Using the records that follow, copy every line containing the word "mean".
[START]
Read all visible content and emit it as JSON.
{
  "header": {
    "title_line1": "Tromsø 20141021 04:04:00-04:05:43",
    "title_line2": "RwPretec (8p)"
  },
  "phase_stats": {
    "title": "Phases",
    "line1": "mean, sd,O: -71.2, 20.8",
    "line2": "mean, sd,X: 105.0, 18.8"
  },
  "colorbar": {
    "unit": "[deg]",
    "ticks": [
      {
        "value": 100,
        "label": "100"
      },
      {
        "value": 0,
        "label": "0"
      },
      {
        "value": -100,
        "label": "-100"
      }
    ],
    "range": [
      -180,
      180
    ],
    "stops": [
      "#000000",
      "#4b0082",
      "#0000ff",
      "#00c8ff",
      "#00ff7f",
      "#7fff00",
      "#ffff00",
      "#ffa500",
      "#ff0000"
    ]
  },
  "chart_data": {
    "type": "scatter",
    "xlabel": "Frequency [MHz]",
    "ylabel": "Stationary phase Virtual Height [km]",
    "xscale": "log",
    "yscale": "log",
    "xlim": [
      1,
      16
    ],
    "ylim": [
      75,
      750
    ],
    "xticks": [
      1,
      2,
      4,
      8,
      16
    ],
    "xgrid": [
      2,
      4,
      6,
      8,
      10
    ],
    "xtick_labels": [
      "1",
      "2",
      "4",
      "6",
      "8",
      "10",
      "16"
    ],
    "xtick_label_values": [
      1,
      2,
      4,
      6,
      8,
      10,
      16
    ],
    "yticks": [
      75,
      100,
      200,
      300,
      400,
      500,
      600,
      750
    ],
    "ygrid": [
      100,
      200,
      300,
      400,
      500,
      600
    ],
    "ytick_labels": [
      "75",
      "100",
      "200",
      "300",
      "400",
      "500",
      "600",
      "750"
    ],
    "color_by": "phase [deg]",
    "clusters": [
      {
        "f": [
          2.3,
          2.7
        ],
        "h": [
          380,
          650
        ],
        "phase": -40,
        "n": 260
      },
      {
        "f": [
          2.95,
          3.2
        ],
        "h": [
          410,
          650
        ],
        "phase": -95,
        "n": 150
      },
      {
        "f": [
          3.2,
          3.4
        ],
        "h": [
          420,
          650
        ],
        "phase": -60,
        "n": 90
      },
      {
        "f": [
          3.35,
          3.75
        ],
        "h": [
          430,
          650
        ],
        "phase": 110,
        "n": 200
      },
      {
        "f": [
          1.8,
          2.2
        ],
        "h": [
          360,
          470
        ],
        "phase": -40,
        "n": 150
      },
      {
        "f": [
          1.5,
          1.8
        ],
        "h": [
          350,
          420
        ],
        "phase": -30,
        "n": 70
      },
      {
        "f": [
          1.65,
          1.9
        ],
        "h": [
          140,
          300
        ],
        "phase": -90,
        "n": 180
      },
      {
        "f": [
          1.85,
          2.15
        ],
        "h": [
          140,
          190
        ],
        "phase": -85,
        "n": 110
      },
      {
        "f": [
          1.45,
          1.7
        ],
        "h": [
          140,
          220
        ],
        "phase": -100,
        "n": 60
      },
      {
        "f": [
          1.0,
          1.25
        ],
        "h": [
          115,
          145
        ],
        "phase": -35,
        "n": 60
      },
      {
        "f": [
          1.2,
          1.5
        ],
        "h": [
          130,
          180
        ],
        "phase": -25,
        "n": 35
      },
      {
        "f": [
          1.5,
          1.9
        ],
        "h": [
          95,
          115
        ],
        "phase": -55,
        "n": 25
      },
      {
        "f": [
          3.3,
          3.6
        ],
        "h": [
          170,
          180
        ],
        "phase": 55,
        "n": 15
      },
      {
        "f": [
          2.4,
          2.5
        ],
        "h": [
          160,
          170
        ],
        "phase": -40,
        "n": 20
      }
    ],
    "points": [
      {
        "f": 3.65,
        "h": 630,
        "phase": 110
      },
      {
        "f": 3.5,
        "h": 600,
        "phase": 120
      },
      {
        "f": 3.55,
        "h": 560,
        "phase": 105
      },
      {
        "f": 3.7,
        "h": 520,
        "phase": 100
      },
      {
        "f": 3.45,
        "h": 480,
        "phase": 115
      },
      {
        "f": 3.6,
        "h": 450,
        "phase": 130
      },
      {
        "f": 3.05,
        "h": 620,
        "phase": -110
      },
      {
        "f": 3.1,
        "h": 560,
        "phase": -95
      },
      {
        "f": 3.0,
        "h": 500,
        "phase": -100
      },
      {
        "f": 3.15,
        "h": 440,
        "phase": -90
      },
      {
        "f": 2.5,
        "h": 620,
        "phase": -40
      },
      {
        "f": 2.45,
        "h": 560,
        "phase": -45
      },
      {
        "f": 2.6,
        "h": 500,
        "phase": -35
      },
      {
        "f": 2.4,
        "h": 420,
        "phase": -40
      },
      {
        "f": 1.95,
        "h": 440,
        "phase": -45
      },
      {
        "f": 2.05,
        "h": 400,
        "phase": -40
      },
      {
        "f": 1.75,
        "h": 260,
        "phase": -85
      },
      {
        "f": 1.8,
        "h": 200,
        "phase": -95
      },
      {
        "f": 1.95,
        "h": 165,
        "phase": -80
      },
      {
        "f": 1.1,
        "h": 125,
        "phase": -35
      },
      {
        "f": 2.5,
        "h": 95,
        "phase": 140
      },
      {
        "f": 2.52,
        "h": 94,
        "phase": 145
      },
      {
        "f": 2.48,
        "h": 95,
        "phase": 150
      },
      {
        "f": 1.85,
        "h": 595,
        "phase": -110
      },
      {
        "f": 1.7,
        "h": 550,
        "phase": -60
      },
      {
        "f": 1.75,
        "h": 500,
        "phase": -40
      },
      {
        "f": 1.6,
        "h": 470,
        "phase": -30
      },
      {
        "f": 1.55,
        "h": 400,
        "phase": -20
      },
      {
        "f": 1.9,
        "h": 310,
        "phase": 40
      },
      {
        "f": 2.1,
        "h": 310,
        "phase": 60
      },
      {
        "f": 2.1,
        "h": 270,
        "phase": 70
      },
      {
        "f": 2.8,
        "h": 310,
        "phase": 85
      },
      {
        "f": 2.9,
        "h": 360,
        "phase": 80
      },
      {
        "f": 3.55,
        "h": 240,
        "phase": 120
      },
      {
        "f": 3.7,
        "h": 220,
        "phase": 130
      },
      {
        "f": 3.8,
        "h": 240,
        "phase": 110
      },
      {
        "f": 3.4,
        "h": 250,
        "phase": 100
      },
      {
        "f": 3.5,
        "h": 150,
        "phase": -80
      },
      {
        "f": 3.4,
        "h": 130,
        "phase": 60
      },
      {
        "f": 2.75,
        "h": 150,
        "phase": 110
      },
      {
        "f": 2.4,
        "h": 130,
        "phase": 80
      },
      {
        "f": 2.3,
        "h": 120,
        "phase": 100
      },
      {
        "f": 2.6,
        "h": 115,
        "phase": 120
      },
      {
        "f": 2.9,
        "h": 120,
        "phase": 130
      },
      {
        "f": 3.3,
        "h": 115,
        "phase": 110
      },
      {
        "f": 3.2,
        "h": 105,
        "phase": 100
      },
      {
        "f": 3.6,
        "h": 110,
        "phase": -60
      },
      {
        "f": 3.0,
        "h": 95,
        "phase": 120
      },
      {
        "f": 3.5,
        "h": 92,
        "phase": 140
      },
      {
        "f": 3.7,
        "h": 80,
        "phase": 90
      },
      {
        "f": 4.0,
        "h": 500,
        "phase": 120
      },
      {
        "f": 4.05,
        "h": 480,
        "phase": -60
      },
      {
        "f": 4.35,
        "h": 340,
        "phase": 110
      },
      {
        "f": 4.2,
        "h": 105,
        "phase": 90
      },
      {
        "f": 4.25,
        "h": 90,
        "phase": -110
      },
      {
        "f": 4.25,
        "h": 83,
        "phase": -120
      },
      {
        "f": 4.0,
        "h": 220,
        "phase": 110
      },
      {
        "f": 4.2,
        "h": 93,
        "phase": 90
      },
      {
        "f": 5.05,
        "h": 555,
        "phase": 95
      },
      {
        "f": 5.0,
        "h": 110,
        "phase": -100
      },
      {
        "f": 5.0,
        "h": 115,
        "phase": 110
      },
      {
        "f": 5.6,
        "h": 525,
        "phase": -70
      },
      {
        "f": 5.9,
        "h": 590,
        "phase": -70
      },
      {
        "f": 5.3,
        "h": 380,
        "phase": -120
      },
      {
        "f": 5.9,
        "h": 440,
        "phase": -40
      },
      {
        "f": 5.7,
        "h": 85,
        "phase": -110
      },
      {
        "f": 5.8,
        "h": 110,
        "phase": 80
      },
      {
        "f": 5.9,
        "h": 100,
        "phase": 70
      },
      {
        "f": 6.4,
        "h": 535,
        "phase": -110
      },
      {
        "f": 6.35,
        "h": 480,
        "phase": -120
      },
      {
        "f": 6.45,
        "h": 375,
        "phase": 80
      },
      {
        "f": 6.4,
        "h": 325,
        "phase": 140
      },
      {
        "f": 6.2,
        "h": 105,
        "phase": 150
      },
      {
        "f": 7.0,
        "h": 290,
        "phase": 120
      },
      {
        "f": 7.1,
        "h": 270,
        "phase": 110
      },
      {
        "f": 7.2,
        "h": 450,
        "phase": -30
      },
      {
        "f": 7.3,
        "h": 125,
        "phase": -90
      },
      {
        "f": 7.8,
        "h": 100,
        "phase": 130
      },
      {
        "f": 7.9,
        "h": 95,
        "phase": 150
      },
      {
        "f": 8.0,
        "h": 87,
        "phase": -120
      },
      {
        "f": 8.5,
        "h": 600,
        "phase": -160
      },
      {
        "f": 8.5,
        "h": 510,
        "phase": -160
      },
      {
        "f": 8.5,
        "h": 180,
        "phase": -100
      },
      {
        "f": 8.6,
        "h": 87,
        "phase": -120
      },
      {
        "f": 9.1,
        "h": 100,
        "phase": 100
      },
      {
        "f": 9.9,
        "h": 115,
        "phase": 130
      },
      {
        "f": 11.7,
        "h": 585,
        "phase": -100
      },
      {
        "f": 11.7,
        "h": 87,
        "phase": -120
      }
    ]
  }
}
[END]
**Written response**
    "line1": "mean, sd,O: -71.2, 20.8",
    "line2": "mean, sd,X: 105.0, 18.8"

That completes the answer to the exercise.